▸ **Excerpt**
----

In July, the Public Investors Arbitration Bar Association (PIABA) filed an amicus brief arguing that the DOL has in fact been empowered to oversee fiduciary conduct since 1978 under President Jimmy Carter.

But the Securities Industry and Financial Markets Association (SIFMA), a plaintiff in the first suit, brought on June 2, strongly disagrees.          

“We believe the DOL exceeded its authority in defining who the fiduciary is. The SEC has a mandate to establish a uniform fiduciary standard, which SIFMA supports and which was given to them by Congress and [the] Dodd-Frank [Act],” says Kevin Carroll, SIFMA managing director and associate general counsel, in an interview.

That is, SIFMA supports a fiduciary standard for all financial advisors but under a rule that covers investor accounts across the board, not retirement accounts only.

“We are pro-fiduciary standard. We are pro-best interest standard,” Carroll stresses.

When SIFMA saw an early draft of the rule, the Association was convinced it would be “negatively impactful” on the industry. Hence, on behalf of its members, “we pursued all avenues to ameliorate or eliminate the negative impact,” Carroll says. These approaches included legislative solutions and speaking directly with the DOL.

Just as the first lawsuit was filed, President Obama vetoed a resolution passed by Congress to nullify the rule. He stated that the regulation was “critical to protecting Americans’ hard-earned savings and preserving their retirement security.”

That same day, the American Council of Life Insurers (ACLI) and the National Association of Insurance Financial Advisors (NAIFA) filed suit claiming that the DOL rule “will harm the very people it is meant to help.”

Labor Security Thomas Perez has vowed to “vigorously” defend the rule.

Each hearing will take place before a district court judge. The first is set for August 25 in Washington, D.C., where arguments will be heard in a suit filed by the National Association for Fixed Annuities (NAFA). The next one, on an action brought by the Indexed Annuity Leadership Council and insurer Market Synergy, is scheduled for September 21 in Kansas (It was originally set for August 24.). 

On November 17, oral arguments will be heard in Texas district court on the first suit (which was consolidated from three separate suits with overlapping issues), whose nine plaintiffs include the Financial Services Institute, Financial Services Roundtable, Insured Retirement Institute and four Texas groups.

----

▸ **Records for processing**
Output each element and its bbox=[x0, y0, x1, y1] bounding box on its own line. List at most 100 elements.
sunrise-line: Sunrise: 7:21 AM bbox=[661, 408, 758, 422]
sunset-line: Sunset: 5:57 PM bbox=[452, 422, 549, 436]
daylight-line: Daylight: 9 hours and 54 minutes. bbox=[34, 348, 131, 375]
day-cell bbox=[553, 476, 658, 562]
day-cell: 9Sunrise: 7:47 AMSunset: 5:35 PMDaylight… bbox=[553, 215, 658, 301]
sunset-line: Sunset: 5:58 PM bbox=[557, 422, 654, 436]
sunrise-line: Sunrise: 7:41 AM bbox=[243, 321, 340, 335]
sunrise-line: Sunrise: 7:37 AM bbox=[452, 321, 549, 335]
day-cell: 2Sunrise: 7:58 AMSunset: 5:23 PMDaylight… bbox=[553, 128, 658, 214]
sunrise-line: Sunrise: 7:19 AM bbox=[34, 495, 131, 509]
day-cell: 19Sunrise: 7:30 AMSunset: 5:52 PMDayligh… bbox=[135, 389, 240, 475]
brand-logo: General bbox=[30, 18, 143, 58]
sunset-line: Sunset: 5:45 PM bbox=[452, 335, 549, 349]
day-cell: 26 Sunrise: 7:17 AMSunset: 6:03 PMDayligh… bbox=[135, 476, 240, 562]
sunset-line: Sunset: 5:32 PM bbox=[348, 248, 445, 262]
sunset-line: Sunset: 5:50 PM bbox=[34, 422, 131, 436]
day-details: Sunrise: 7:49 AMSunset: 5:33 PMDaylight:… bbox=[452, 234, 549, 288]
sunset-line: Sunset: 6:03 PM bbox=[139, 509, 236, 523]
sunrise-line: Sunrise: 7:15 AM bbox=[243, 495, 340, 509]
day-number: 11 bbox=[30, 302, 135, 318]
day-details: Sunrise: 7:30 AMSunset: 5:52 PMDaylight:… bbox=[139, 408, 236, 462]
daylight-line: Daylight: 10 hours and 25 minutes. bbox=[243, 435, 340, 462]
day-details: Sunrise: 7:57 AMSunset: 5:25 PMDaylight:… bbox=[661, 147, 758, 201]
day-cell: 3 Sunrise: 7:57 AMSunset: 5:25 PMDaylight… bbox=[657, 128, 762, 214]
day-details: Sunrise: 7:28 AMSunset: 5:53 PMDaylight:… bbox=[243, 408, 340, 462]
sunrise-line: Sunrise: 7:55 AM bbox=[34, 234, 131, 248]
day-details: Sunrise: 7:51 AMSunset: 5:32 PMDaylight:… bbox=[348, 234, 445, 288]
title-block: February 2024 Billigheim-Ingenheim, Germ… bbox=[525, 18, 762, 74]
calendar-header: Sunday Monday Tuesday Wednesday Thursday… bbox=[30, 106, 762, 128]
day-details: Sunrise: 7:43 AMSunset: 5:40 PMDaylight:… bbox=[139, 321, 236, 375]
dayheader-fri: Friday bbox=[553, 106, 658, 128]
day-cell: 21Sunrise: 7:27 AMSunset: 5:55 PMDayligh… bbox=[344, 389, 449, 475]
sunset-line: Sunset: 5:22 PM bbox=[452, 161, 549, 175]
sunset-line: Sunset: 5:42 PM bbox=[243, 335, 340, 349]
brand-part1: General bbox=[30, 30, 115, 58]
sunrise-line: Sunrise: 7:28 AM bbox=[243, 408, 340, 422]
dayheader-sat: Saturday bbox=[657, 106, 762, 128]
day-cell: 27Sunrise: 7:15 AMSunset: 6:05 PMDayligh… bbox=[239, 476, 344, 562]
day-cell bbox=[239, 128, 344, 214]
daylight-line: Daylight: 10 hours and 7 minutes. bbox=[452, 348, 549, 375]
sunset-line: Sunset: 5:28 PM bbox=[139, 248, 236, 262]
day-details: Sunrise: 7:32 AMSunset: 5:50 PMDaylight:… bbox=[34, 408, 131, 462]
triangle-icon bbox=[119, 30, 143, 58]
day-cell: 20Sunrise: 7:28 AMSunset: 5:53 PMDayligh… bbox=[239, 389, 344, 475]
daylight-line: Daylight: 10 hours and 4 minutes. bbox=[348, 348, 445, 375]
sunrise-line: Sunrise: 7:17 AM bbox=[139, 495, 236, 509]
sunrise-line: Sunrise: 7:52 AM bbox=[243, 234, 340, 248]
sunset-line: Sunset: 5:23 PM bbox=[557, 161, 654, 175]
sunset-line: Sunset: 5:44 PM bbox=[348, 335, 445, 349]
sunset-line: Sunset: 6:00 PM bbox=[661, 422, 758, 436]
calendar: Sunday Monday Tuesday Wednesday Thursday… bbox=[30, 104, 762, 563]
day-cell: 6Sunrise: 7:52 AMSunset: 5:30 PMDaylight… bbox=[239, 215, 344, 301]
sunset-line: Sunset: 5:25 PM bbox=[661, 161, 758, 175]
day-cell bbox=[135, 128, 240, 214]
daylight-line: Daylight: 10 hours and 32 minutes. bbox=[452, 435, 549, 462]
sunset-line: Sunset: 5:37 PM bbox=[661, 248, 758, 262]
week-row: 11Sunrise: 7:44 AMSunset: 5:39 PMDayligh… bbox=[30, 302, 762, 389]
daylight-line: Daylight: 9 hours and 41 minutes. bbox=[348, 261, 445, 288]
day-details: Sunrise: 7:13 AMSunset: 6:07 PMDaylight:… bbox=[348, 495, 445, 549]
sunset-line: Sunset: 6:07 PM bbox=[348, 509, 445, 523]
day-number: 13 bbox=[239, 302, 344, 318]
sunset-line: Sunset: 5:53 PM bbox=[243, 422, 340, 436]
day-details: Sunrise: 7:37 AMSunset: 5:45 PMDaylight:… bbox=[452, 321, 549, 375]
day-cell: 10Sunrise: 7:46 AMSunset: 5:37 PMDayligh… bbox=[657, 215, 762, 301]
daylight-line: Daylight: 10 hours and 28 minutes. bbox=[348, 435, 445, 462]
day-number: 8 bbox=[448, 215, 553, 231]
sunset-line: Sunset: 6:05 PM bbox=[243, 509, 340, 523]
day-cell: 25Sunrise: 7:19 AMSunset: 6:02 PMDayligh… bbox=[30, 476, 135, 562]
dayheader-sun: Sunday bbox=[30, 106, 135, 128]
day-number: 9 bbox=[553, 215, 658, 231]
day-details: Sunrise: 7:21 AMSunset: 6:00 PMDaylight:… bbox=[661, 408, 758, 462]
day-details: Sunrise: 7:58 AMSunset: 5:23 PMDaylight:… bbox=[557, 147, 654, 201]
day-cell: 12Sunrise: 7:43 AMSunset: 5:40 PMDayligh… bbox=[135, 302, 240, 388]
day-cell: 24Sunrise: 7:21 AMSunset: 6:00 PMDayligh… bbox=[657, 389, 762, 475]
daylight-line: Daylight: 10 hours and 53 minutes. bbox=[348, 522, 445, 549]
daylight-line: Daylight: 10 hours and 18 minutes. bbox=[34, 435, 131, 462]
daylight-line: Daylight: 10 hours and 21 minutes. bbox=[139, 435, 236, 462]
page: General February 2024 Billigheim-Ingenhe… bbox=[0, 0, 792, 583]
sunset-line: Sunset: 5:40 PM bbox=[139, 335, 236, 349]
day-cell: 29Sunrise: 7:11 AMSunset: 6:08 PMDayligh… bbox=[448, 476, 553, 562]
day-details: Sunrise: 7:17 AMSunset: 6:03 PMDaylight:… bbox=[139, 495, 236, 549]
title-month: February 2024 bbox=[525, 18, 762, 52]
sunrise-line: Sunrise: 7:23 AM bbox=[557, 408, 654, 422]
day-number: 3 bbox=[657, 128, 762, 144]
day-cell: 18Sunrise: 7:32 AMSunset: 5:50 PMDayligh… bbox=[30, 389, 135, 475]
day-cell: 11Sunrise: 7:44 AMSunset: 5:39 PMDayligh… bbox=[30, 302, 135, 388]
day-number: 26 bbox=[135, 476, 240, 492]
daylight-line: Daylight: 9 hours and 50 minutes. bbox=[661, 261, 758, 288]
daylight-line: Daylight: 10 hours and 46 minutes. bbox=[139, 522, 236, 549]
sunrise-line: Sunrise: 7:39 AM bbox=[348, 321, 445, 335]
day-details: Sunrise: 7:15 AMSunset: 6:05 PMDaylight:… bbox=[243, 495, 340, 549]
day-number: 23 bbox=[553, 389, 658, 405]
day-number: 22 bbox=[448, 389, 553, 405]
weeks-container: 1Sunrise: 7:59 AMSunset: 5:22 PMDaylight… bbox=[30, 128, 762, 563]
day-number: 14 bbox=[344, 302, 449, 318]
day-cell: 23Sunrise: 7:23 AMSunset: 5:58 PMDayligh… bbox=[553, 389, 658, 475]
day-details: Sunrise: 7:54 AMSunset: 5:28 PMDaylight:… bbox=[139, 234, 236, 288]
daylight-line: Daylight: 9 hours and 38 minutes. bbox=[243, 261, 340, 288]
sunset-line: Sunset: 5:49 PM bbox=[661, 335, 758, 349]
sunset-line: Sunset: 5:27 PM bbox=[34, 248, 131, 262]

----

▸ **To be done**
(1) Reproduce everything in the rows from the first line down to the line containing "sunset-line: Sunset: 5:58", including both of those lines, character for character.
(2) Pick up the piece on the lawsuits over the DOL fiduciary rule where it stops, and write what comes next.

▸ **In response**
(1)
Output each element and its bbox=[x0, y0, x1, y1] bounding box on its own line. List at most 100 elements.
sunrise-line: Sunrise: 7:21 AM bbox=[661, 408, 758, 422]
sunset-line: Sunset: 5:57 PM bbox=[452, 422, 549, 436]
daylight-line: Daylight: 9 hours and 54 minutes. bbox=[34, 348, 131, 375]
day-cell bbox=[553, 476, 658, 562]
day-cell: 9Sunrise: 7:47 AMSunset: 5:35 PMDaylight… bbox=[553, 215, 658, 301]
sunset-line: Sunset: 5:58 PM bbox=[557, 422, 654, 436]

(2)
Advocates for all the litigation – but claimants in none — are several large regional firms, including Raymond James, Ameriprise Financial, Robert W. Baird and Janney Montgomery Scott.

The wirehouses, however, oppose the actions: Bank of America Merrill Lynch, Morgan Stanley, UBS and Wells Fargo, as well as JPMorgan Chase, are not supporters.

Further, in early July, the U.S. Justice Department urged a Washington D.C., federal judge to reject NAFA’s claim. And last month as well, the Consumer Federation of America, Better Markets, and Americans for Financial Reforms were preparing an amicus brief endorsing the rule.

Once a district court judge rules on each of the three cases, either party disputing the decision is permitted to file an appeal in Appellate circuit court.

How far will SIFMA take its fight?

“In litigation, you want to see what the decision is, and the reasoning and rationale, then make a judgment,” Carroll says. “That’s certainly what we’ll do, and I’m sure that’s what the DOL will do if the decision goes contrary to them.”

The first phase of the rule’s implementation is effective April 2017; second-phase, January 2018.

Meantime, expectations are for little let-up in conflict about this critical issue.

“The DOL stuff isn’t going away any time soon,” Lazaro says. “We’re going to be dealing with some aspect of this for the next year-and-a-half till, hopefully, the rule is implemented.”